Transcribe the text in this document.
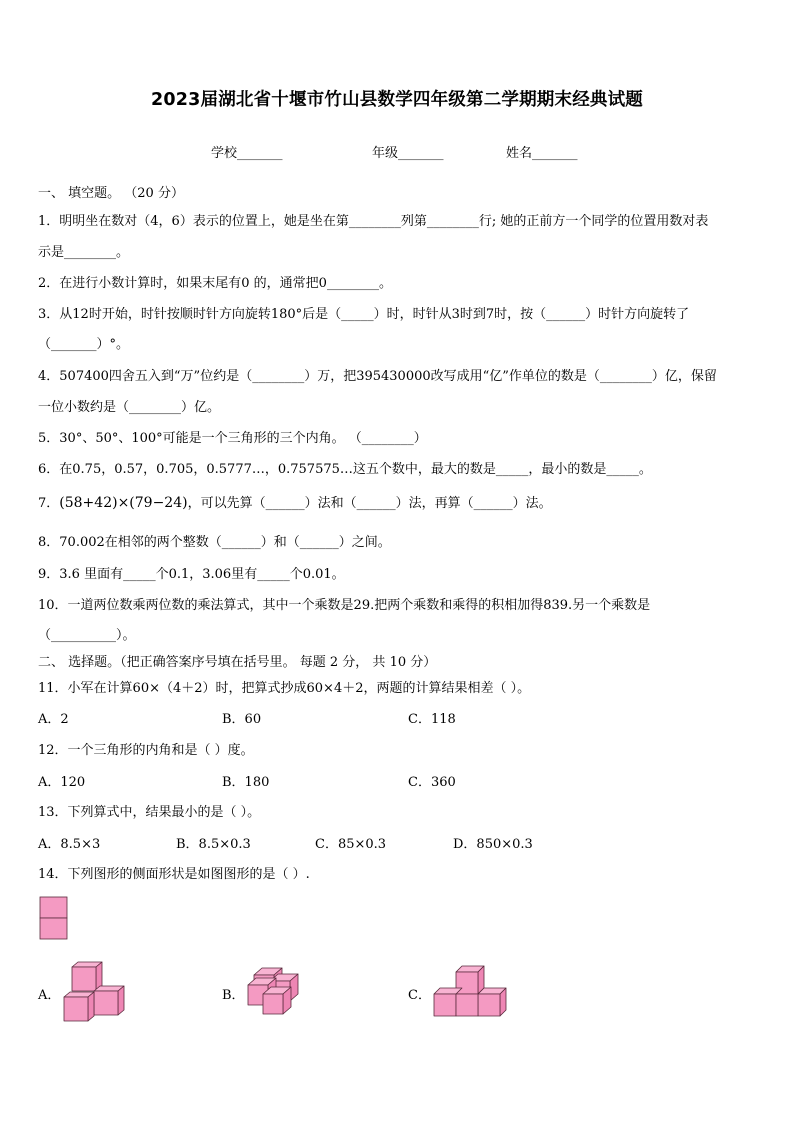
2023届湖北省十堰市竹山县数学四年级第二学期期末经典试题
学校_______	年级_______	姓名_______
一、 填空题。 （20 分）
1．明明坐在数对（4，6）表示的位置上，她是坐在第________列第________行; 她的正前方一个同学的位置用数对表
示是________。
2．在进行小数计算时，如果末尾有0 的，通常把0________。
3．从12时开始，时针按顺时针方向旋转180°后是（_____）时，时针从3时到7时，按（______）时针方向旋转了
（_______）°。
4．507400四舍五入到“万”位约是（________）万，把395430000改写成用“亿”作单位的数是（________）亿，保留
一位小数约是（________）亿。
5．30°、50°、100°可能是一个三角形的三个内角。 （________）
6．在0.75，0.57，0.705，0.5777…，0.757575…这五个数中，最大的数是_____，最小的数是_____。
7．(58+42)×(79−24)，可以先算（______）法和（______）法，再算（______）法。
8．70.002在相邻的两个整数（______）和（______）之间。
9．3.6 里面有_____个0.1，3.06里有_____个0.01。
10．一道两位数乘两位数的乘法算式，其中一个乘数是29.把两个乘数和乘得的积相加得839.另一个乘数是
（__________）。
二、 选择题。（把正确答案序号填在括号里。 每题 2 分， 共 10 分）
11．小军在计算60×（4＋2）时，把算式抄成60×4＋2，两题的计算结果相差（ ）。
A．2	B．60	C．118
12．一个三角形的内角和是（ ）度。
A．120	B．180	C．360
13．下列算式中，结果最小的是（ ）。
A．8.5×3	B．8.5×0.3	C．85×0.3	D．850×0.3
14．下列图形的侧面形状是如图图形的是（ ）.
A．	B．	C．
--------------------
- _Set problem_
Copy the records above exactly, leaving out every picture.

- _Result_
Transcribe the text in this document.
2023届湖北省十堰市竹山县数学四年级第二学期期末经典试题
学校_______	年级_______	姓名_______
一、 填空题。 （20 分）
1．明明坐在数对（4，6）表示的位置上，她是坐在第________列第________行; 她的正前方一个同学的位置用数对表
示是________。
2．在进行小数计算时，如果末尾有0 的，通常把0________。
3．从12时开始，时针按顺时针方向旋转180°后是（_____）时，时针从3时到7时，按（______）时针方向旋转了
（_______）°。
4．507400四舍五入到“万”位约是（________）万，把395430000改写成用“亿”作单位的数是（________）亿，保留
一位小数约是（________）亿。
5．30°、50°、100°可能是一个三角形的三个内角。 （________）
6．在0.75，0.57，0.705，0.5777…，0.757575…这五个数中，最大的数是_____，最小的数是_____。
7．(58+42)×(79−24)，可以先算（______）法和（______）法，再算（______）法。
8．70.002在相邻的两个整数（______）和（______）之间。
9．3.6 里面有_____个0.1，3.06里有_____个0.01。
10．一道两位数乘两位数的乘法算式，其中一个乘数是29.把两个乘数和乘得的积相加得839.另一个乘数是
（__________）。
二、 选择题。（把正确答案序号填在括号里。 每题 2 分， 共 10 分）
11．小军在计算60×（4＋2）时，把算式抄成60×4＋2，两题的计算结果相差（ ）。
A．2	B．60	C．118
12．一个三角形的内角和是（ ）度。
A．120	B．180	C．360
13．下列算式中，结果最小的是（ ）。
A．8.5×3	B．8.5×0.3	C．85×0.3	D．850×0.3
14．下列图形的侧面形状是如图图形的是（ ）.
A．	B．	C．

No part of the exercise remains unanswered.